# INFORMATION SHOWN
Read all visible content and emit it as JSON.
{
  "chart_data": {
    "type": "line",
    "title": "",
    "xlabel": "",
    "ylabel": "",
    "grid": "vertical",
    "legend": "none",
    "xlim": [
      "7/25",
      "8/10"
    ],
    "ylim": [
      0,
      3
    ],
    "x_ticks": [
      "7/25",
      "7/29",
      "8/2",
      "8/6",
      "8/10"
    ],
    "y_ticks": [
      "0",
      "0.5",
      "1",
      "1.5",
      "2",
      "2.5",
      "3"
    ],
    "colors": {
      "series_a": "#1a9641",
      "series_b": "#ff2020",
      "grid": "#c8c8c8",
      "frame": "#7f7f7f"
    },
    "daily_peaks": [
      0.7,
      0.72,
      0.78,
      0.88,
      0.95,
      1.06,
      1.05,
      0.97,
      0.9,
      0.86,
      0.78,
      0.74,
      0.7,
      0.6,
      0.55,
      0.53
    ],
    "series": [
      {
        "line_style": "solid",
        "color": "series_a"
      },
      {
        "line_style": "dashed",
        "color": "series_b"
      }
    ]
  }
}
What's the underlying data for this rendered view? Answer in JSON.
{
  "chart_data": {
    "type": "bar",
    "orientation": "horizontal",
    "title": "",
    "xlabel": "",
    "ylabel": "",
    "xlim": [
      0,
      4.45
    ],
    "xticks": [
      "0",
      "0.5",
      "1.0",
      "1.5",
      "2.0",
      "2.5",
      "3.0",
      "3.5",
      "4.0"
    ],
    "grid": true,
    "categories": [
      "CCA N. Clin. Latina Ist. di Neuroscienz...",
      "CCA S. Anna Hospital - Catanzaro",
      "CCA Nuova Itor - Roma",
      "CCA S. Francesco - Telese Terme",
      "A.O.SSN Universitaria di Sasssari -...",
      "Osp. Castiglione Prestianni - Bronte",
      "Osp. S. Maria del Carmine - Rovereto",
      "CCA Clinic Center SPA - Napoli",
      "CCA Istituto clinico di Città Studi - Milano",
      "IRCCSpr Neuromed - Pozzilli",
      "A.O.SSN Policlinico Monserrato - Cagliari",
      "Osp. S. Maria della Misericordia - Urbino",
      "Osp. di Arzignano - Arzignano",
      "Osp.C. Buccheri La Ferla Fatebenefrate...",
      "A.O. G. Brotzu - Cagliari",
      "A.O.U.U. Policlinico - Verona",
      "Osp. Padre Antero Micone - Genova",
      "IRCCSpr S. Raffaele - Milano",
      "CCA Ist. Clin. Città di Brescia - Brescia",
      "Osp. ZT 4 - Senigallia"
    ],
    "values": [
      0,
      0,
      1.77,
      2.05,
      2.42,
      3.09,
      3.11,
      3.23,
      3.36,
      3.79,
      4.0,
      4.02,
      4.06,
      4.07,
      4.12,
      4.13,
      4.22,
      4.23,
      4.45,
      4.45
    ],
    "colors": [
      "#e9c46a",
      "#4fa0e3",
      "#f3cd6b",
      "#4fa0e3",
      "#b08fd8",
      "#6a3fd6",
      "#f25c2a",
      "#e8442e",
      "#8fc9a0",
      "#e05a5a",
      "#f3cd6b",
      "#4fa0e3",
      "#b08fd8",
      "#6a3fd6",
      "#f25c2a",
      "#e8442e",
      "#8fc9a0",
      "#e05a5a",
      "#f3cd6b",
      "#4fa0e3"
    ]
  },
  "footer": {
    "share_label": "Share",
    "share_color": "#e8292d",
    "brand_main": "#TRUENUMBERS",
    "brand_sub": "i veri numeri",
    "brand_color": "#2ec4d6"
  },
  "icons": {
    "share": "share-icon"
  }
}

# GIVEN INSTRUCTION
Reproduce the records above exactly.

# REPLY
Read all visible content and emit it as JSON.
{
  "chart_data": {
    "type": "line",
    "title": "",
    "xlabel": "",
    "ylabel": "",
    "grid": "vertical",
    "legend": "none",
    "xlim": [
      "7/25",
      "8/10"
    ],
    "ylim": [
      0,
      3
    ],
    "x_ticks": [
      "7/25",
      "7/29",
      "8/2",
      "8/6",
      "8/10"
    ],
    "y_ticks": [
      "0",
      "0.5",
      "1",
      "1.5",
      "2",
      "2.5",
      "3"
    ],
    "colors": {
      "series_a": "#1a9641",
      "series_b": "#ff2020",
      "grid": "#c8c8c8",
      "frame": "#7f7f7f"
    },
    "daily_peaks": [
      0.7,
      0.72,
      0.78,
      0.88,
      0.95,
      1.06,
      1.05,
      0.97,
      0.9,
      0.86,
      0.78,
      0.74,
      0.7,
      0.6,
      0.55,
      0.53
    ],
    "series": [
      {
        "line_style": "solid",
        "color": "series_a"
      },
      {
        "line_style": "dashed",
        "color": "series_b"
      }
    ]
  }
}
What's the underlying data for this rendered view? Answer in JSON.
{
  "chart_data": {
    "type": "bar",
    "orientation": "horizontal",
    "title": "",
    "xlabel": "",
    "ylabel": "",
    "xlim": [
      0,
      4.45
    ],
    "xticks": [
      "0",
      "0.5",
      "1.0",
      "1.5",
      "2.0",
      "2.5",
      "3.0",
      "3.5",
      "4.0"
    ],
    "grid": true,
    "categories": [
      "CCA N. Clin. Latina Ist. di Neuroscienz...",
      "CCA S. Anna Hospital - Catanzaro",
      "CCA Nuova Itor - Roma",
      "CCA S. Francesco - Telese Terme",
      "A.O.SSN Universitaria di Sasssari -...",
      "Osp. Castiglione Prestianni - Bronte",
      "Osp. S. Maria del Carmine - Rovereto",
      "CCA Clinic Center SPA - Napoli",
      "CCA Istituto clinico di Città Studi - Milano",
      "IRCCSpr Neuromed - Pozzilli",
      "A.O.SSN Policlinico Monserrato - Cagliari",
      "Osp. S. Maria della Misericordia - Urbino",
      "Osp. di Arzignano - Arzignano",
      "Osp.C. Buccheri La Ferla Fatebenefrate...",
      "A.O. G. Brotzu - Cagliari",
      "A.O.U.U. Policlinico - Verona",
      "Osp. Padre Antero Micone - Genova",
      "IRCCSpr S. Raffaele - Milano",
      "CCA Ist. Clin. Città di Brescia - Brescia",
      "Osp. ZT 4 - Senigallia"
    ],
    "values": [
      0,
      0,
      1.77,
      2.05,
      2.42,
      3.09,
      3.11,
      3.23,
      3.36,
      3.79,
      4.0,
      4.02,
      4.06,
      4.07,
      4.12,
      4.13,
      4.22,
      4.23,
      4.45,
      4.45
    ],
    "colors": [
      "#e9c46a",
      "#4fa0e3",
      "#f3cd6b",
      "#4fa0e3",
      "#b08fd8",
      "#6a3fd6",
      "#f25c2a",
      "#e8442e",
      "#8fc9a0",
      "#e05a5a",
      "#f3cd6b",
      "#4fa0e3",
      "#b08fd8",
      "#6a3fd6",
      "#f25c2a",
      "#e8442e",
      "#8fc9a0",
      "#e05a5a",
      "#f3cd6b",
      "#4fa0e3"
    ]
  },
  "footer": {
    "share_label": "Share",
    "share_color": "#e8292d",
    "brand_main": "#TRUENUMBERS",
    "brand_sub": "i veri numeri",
    "brand_color": "#2ec4d6"
  },
  "icons": {
    "share": "share-icon"
  }
}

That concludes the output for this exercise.